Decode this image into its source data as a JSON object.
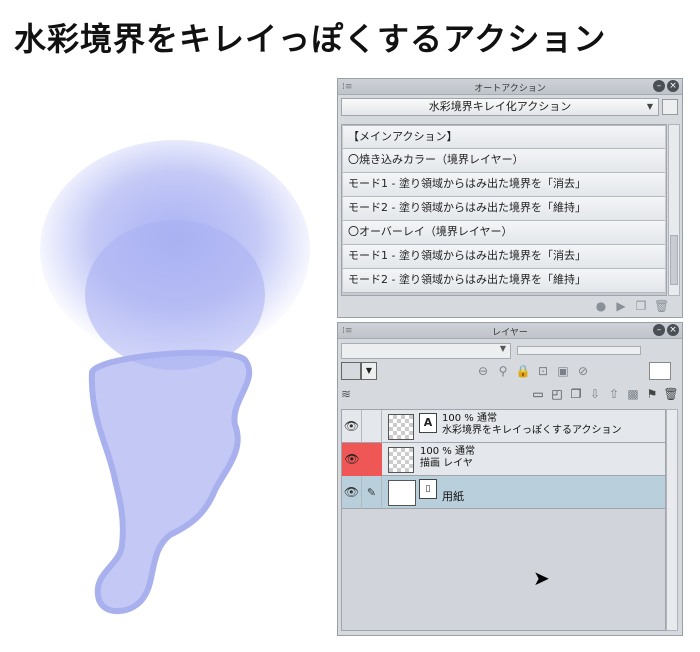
{
  "heading": "水彩境界をキレイっぽくするアクション",
  "auto_action": {
    "title": "オートアクション",
    "set_name": "水彩境界キレイ化アクション",
    "items": [
      "【メインアクション】",
      "〇焼き込みカラー（境界レイヤー）",
      "モード1 - 塗り領域からはみ出た境界を「消去」",
      "モード2 - 塗り領域からはみ出た境界を「維持」",
      "〇オーバーレイ（境界レイヤー）",
      "モード1 - 塗り領域からはみ出た境界を「消去」",
      "モード2 - 塗り領域からはみ出た境界を「維持」"
    ]
  },
  "layer_panel": {
    "title": "レイヤー",
    "layers": [
      {
        "meta": "100 %  通常",
        "name": "水彩境界をキレイっぽくするアクション"
      },
      {
        "meta": "100 %  通常",
        "name": "描画 レイヤ"
      },
      {
        "name": "用紙"
      }
    ]
  },
  "colors": {
    "panel_bg": "#d6dadf",
    "selected_row": "#b9cfdc",
    "active_marker": "#ef5757",
    "watercolor": "#b5bcf5"
  }
}
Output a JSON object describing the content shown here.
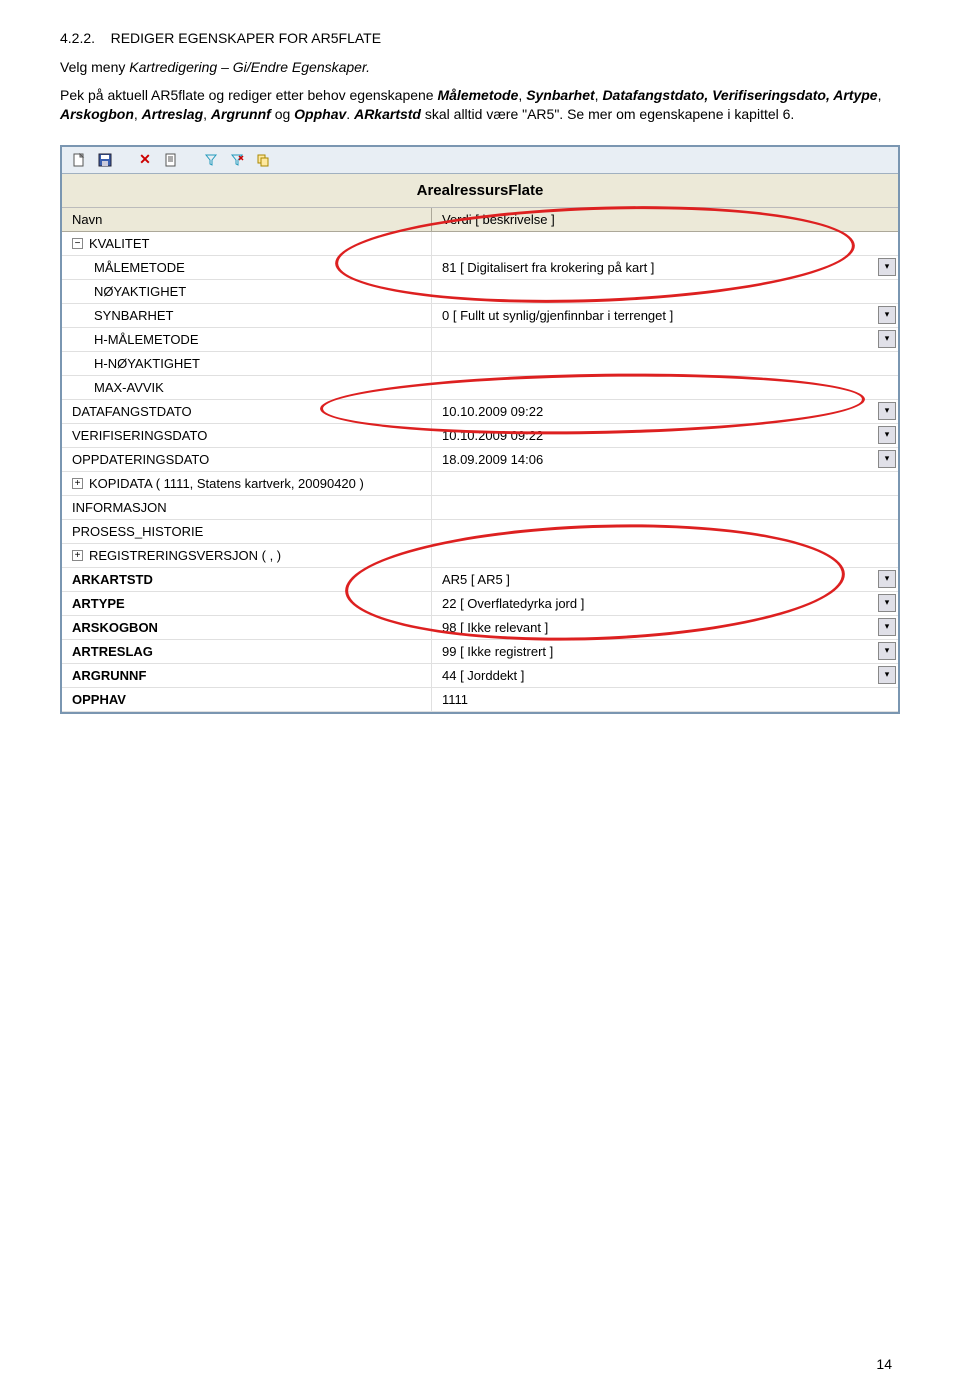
{
  "section": {
    "num": "4.2.2.",
    "title": "REDIGER EGENSKAPER FOR AR5FLATE"
  },
  "para1_a": "Velg meny ",
  "para1_b": "Kartredigering – Gi/Endre Egenskaper.",
  "para2_a": "Pek på aktuell AR5flate og rediger etter behov egenskapene ",
  "para2_b": "Målemetode",
  "para2_c": ", ",
  "para2_d": "Synbarhet",
  "para2_e": ", ",
  "para2_f": "Datafangstdato, Verifiseringsdato, Artype",
  "para2_g": ", ",
  "para2_h": "Arskogbon",
  "para2_i": ", ",
  "para2_j": "Artreslag",
  "para2_k": ", ",
  "para2_l": "Argrunnf",
  "para2_m": " og ",
  "para2_n": "Opphav",
  "para2_o": ". ",
  "para2_p": "ARkartstd",
  "para2_q": " skal alltid være \"AR5\". Se mer om egenskapene i kapittel 6.",
  "panel": {
    "title": "ArealressursFlate",
    "header_name": "Navn",
    "header_value": "Verdi [ beskrivelse ]"
  },
  "rows": {
    "r0": {
      "name": "KVALITET",
      "value": ""
    },
    "r1": {
      "name": "MÅLEMETODE",
      "value": "81 [ Digitalisert fra krokering på kart ]"
    },
    "r2": {
      "name": "NØYAKTIGHET",
      "value": ""
    },
    "r3": {
      "name": "SYNBARHET",
      "value": "0 [ Fullt ut synlig/gjenfinnbar i terrenget ]"
    },
    "r4": {
      "name": "H-MÅLEMETODE",
      "value": ""
    },
    "r5": {
      "name": "H-NØYAKTIGHET",
      "value": ""
    },
    "r6": {
      "name": "MAX-AVVIK",
      "value": ""
    },
    "r7": {
      "name": "DATAFANGSTDATO",
      "value": "10.10.2009 09:22"
    },
    "r8": {
      "name": "VERIFISERINGSDATO",
      "value": "10.10.2009 09:22"
    },
    "r9": {
      "name": "OPPDATERINGSDATO",
      "value": "18.09.2009 14:06"
    },
    "r10": {
      "name": "KOPIDATA ( 1111, Statens kartverk, 20090420 )",
      "value": ""
    },
    "r11": {
      "name": "INFORMASJON",
      "value": ""
    },
    "r12": {
      "name": "PROSESS_HISTORIE",
      "value": ""
    },
    "r13": {
      "name": "REGISTRERINGSVERSJON ( , )",
      "value": ""
    },
    "r14": {
      "name": "ARKARTSTD",
      "value": "AR5 [ AR5 ]"
    },
    "r15": {
      "name": "ARTYPE",
      "value": "22 [ Overflatedyrka jord ]"
    },
    "r16": {
      "name": "ARSKOGBON",
      "value": "98 [ Ikke relevant ]"
    },
    "r17": {
      "name": "ARTRESLAG",
      "value": "99 [ Ikke registrert ]"
    },
    "r18": {
      "name": "ARGRUNNF",
      "value": "44 [ Jorddekt ]"
    },
    "r19": {
      "name": "OPPHAV",
      "value": "1111"
    }
  },
  "pagenum": "14",
  "icons": {
    "tree_minus": "−",
    "tree_plus": "+",
    "chevron_down": "▾"
  }
}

● ● ● ●

■ GOAL
Look through the data and gather every line with the string "JSON" in it.

■ PROBLEM SOLUTION
Decode this image into its source data as a JSON object.
Output a JSON object describing the content shown here.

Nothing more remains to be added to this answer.